Directive
Single out the lines that include the word "examples". Copy them.

Provided information
+++++

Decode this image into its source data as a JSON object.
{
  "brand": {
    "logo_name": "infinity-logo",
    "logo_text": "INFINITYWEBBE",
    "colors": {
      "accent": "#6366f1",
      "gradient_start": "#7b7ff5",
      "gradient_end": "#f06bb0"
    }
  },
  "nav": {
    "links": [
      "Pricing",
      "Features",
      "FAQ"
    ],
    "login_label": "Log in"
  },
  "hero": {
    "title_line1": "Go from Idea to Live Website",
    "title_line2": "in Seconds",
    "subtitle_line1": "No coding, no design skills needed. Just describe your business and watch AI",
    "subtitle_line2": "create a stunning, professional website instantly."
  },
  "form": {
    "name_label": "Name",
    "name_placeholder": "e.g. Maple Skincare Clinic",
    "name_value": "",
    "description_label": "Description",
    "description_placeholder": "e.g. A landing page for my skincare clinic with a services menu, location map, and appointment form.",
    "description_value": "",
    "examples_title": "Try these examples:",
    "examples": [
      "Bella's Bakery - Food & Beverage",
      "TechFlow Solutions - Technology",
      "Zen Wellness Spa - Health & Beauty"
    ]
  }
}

+++++

The response
    "examples_title": "Try these examples:",
    "examples": [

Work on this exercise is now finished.